**Extracted data entries:**
════════════════════

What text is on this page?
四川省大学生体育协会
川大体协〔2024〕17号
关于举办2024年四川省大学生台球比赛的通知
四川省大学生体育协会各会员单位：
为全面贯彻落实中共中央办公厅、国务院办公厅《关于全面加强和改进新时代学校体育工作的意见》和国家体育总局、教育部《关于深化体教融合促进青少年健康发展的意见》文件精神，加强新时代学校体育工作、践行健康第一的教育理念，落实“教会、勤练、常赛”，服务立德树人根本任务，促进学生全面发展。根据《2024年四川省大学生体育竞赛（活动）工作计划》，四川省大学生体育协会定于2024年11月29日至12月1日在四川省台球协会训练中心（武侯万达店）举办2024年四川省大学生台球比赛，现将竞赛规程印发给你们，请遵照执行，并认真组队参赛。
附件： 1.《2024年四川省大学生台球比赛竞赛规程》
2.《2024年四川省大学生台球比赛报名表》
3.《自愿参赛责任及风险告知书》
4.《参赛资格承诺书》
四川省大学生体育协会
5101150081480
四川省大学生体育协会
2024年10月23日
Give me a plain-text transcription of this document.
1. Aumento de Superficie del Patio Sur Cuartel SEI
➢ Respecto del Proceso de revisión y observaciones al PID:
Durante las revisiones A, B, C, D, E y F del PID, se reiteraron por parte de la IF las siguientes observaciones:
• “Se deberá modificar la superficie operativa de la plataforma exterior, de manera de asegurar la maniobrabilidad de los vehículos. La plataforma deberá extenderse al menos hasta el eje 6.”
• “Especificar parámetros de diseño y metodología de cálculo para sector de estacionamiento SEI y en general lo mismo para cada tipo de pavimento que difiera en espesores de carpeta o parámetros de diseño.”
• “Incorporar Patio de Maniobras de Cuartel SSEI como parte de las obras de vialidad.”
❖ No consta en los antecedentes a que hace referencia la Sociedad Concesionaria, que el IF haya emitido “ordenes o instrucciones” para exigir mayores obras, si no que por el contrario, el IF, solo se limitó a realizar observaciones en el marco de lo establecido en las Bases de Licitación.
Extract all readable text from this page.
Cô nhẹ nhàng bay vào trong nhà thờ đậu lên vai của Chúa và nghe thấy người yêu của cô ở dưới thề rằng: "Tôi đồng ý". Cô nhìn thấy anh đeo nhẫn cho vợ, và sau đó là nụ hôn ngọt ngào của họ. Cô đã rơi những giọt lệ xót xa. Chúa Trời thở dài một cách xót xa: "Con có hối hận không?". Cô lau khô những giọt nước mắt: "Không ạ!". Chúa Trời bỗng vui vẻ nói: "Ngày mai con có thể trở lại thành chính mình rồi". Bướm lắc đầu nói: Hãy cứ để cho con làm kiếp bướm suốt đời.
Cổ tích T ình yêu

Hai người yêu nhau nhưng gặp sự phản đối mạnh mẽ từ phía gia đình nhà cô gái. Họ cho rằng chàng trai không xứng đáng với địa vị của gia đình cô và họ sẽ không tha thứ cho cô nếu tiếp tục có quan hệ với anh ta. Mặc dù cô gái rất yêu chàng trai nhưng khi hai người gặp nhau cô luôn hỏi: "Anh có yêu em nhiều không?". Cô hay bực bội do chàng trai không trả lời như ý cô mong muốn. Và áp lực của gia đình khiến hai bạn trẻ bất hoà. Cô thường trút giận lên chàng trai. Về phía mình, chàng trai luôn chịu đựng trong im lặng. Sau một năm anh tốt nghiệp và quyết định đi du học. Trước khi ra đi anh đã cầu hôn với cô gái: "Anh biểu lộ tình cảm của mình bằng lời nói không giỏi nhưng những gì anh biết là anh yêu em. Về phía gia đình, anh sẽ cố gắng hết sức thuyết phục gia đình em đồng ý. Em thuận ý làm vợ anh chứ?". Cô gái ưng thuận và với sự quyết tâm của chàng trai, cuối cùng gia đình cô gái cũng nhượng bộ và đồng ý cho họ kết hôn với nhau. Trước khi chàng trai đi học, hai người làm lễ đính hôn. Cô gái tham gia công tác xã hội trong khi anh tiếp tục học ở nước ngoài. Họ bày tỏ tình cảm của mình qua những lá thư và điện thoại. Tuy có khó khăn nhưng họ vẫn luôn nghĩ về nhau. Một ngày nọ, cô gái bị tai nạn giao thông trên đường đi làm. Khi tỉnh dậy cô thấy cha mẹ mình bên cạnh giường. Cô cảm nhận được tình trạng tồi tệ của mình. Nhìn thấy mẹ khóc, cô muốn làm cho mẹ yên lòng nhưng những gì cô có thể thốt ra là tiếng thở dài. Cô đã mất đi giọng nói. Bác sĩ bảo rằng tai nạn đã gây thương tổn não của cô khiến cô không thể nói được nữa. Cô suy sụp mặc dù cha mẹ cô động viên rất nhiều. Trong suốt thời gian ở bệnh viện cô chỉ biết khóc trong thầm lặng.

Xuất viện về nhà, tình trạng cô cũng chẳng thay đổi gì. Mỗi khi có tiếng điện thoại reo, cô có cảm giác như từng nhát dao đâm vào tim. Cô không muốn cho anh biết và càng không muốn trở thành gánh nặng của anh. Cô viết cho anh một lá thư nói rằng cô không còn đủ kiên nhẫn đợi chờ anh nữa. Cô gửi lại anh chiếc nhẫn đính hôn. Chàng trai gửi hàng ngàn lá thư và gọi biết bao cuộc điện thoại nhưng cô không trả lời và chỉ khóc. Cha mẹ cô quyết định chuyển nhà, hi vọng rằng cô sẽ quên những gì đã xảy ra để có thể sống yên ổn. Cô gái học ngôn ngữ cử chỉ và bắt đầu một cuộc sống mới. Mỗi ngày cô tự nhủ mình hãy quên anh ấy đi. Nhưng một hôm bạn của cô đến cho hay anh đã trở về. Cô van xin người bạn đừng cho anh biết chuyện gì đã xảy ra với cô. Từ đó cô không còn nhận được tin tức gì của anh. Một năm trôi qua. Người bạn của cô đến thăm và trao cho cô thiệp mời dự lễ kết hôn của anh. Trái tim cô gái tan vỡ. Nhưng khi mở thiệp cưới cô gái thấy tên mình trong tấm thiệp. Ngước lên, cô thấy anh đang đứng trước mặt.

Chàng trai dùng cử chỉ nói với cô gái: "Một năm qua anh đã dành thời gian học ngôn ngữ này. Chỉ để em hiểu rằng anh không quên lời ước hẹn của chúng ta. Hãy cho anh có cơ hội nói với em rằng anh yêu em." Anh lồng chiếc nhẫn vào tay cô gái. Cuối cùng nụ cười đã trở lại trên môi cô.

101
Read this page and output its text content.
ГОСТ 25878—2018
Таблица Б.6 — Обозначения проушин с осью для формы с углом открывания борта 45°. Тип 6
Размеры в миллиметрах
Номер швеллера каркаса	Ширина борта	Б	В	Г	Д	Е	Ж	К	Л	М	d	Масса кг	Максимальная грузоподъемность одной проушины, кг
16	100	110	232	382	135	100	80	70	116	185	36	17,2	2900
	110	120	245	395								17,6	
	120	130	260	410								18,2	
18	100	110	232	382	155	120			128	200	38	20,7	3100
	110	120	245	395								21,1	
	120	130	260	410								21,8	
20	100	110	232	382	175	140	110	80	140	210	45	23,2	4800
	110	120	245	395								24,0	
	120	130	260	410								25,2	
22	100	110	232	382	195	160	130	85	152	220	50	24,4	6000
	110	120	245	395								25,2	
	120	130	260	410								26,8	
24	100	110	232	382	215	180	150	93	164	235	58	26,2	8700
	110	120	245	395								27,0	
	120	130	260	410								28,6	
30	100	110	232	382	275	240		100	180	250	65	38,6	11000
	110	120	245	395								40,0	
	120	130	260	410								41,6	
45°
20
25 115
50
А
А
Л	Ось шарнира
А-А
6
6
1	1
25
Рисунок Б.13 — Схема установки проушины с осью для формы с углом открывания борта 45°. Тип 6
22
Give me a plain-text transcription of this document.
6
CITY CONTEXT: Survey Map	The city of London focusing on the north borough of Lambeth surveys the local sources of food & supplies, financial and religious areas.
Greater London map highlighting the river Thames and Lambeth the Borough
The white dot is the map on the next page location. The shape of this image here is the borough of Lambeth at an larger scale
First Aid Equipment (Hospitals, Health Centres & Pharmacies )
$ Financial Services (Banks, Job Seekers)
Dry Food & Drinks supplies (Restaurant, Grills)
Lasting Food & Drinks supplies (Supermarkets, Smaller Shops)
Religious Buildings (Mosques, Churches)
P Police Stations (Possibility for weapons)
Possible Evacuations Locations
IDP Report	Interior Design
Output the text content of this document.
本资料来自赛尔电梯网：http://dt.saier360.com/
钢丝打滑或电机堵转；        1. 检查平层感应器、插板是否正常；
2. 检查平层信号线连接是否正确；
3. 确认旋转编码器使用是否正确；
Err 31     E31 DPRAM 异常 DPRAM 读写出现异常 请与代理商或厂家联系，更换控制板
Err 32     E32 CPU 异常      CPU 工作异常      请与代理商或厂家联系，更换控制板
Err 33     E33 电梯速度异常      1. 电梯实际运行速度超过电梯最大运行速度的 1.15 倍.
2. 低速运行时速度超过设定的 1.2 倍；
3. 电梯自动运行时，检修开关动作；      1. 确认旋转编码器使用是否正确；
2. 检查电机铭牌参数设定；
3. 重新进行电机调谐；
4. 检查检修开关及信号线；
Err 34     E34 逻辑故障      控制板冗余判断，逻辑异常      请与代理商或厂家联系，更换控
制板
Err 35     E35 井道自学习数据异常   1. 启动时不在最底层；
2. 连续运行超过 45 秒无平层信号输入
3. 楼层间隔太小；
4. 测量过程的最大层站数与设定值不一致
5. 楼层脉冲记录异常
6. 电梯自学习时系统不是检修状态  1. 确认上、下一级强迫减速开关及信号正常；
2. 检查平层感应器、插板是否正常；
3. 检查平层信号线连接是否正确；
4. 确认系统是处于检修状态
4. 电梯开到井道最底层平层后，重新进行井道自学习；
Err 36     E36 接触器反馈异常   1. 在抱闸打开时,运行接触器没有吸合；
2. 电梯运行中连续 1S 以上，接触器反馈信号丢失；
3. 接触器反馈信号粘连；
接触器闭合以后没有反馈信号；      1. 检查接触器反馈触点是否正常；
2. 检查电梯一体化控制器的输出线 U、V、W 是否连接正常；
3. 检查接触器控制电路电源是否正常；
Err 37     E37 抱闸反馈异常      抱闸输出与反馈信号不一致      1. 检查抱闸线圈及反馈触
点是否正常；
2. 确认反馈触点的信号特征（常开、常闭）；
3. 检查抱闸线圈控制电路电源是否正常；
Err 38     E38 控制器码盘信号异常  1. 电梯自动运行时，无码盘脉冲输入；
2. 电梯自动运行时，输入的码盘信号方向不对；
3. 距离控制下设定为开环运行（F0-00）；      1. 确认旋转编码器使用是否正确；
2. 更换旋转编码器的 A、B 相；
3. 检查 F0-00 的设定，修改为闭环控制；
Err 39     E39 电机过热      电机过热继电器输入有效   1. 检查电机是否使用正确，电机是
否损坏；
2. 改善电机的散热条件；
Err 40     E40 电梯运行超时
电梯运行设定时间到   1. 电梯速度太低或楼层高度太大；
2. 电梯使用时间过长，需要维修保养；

════════════════════

**Your goal:** From the data, collect all lines where the string "Patio" appears.

**The reply:**
1. Aumento de Superficie del Patio Sur Cuartel SEI
• “Incorporar Patio de Maniobras de Cuartel SSEI como parte de las obras de vialidad.”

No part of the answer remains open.